Below are some entries; reproduce them exactly and leave every picture out.

Records from a dataset:

>>

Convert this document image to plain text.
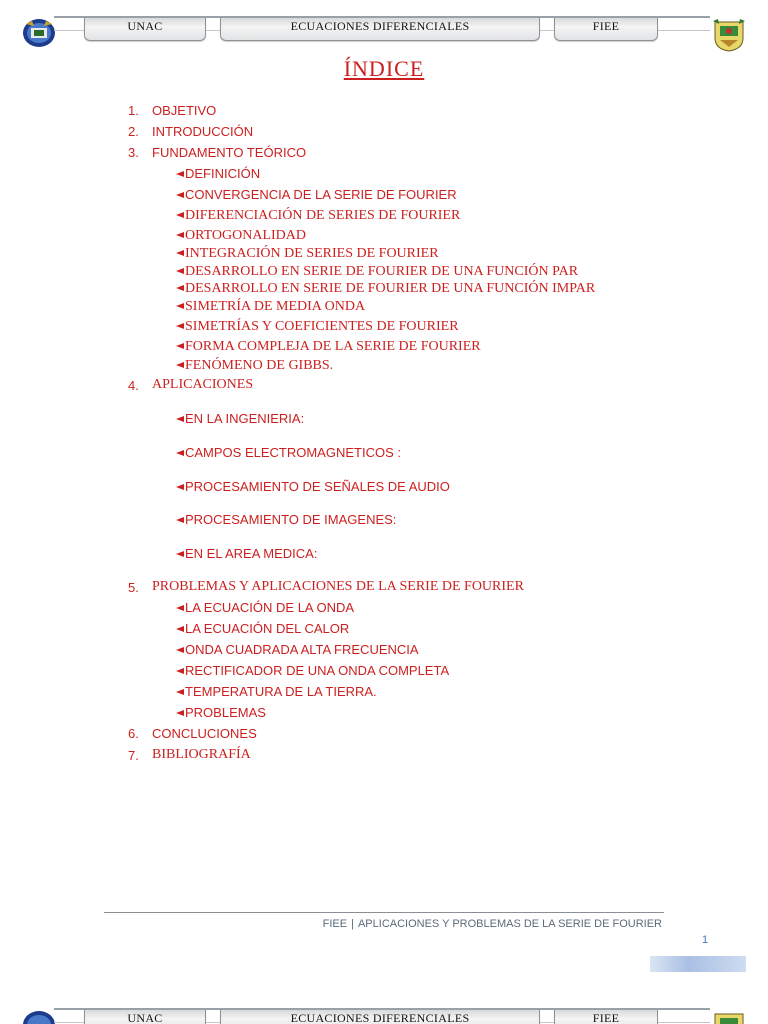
UNAC	ECUACIONES DIFERENCIALES	FIEE
ÍNDICE
1. OBJETIVO
2. INTRODUCCIÓN
3. FUNDAMENTO TEÓRICO
DEFINICIÓN
CONVERGENCIA DE LA SERIE DE FOURIER
DIFERENCIACIÓN DE SERIES DE FOURIER
ORTOGONALIDAD
INTEGRACIÓN DE SERIES DE FOURIER
DESARROLLO EN SERIE DE FOURIER DE UNA FUNCIÓN PAR
DESARROLLO EN SERIE DE FOURIER DE UNA FUNCIÓN IMPAR
SIMETRÍA DE MEDIA ONDA
SIMETRÍAS Y COEFICIENTES DE FOURIER
FORMA COMPLEJA DE LA SERIE DE FOURIER
FENÓMENO DE GIBBS.
4. APLICACIONES
EN LA INGENIERIA:
CAMPOS ELECTROMAGNETICOS :
PROCESAMIENTO DE SEÑALES DE AUDIO
PROCESAMIENTO DE IMAGENES:
EN EL AREA MEDICA:
5. PROBLEMAS Y APLICACIONES DE LA SERIE DE FOURIER
LA ECUACIÓN DE LA ONDA
LA ECUACIÓN DEL CALOR
ONDA CUADRADA ALTA FRECUENCIA
RECTIFICADOR DE UNA ONDA COMPLETA
TEMPERATURA DE LA TIERRA.
PROBLEMAS
6. CONCLUCIONES
7. BIBLIOGRAFÍA
FIEE | APLICACIONES Y PROBLEMAS DE LA SERIE DE FOURIER
1
UNAC	ECUACIONES DIFERENCIALES	FIEE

<<

SOLUTION:
Convert this document image to plain text.
UNAC	ECUACIONES DIFERENCIALES	FIEE
ÍNDICE
1. OBJETIVO
2. INTRODUCCIÓN
3. FUNDAMENTO TEÓRICO
DEFINICIÓN
CONVERGENCIA DE LA SERIE DE FOURIER
DIFERENCIACIÓN DE SERIES DE FOURIER
ORTOGONALIDAD
INTEGRACIÓN DE SERIES DE FOURIER
DESARROLLO EN SERIE DE FOURIER DE UNA FUNCIÓN PAR
DESARROLLO EN SERIE DE FOURIER DE UNA FUNCIÓN IMPAR
SIMETRÍA DE MEDIA ONDA
SIMETRÍAS Y COEFICIENTES DE FOURIER
FORMA COMPLEJA DE LA SERIE DE FOURIER
FENÓMENO DE GIBBS.
4. APLICACIONES
EN LA INGENIERIA:
CAMPOS ELECTROMAGNETICOS :
PROCESAMIENTO DE SEÑALES DE AUDIO
PROCESAMIENTO DE IMAGENES:
EN EL AREA MEDICA:
5. PROBLEMAS Y APLICACIONES DE LA SERIE DE FOURIER
LA ECUACIÓN DE LA ONDA
LA ECUACIÓN DEL CALOR
ONDA CUADRADA ALTA FRECUENCIA
RECTIFICADOR DE UNA ONDA COMPLETA
TEMPERATURA DE LA TIERRA.
PROBLEMAS
6. CONCLUCIONES
7. BIBLIOGRAFÍA
FIEE | APLICACIONES Y PROBLEMAS DE LA SERIE DE FOURIER
1
UNAC	ECUACIONES DIFERENCIALES	FIEE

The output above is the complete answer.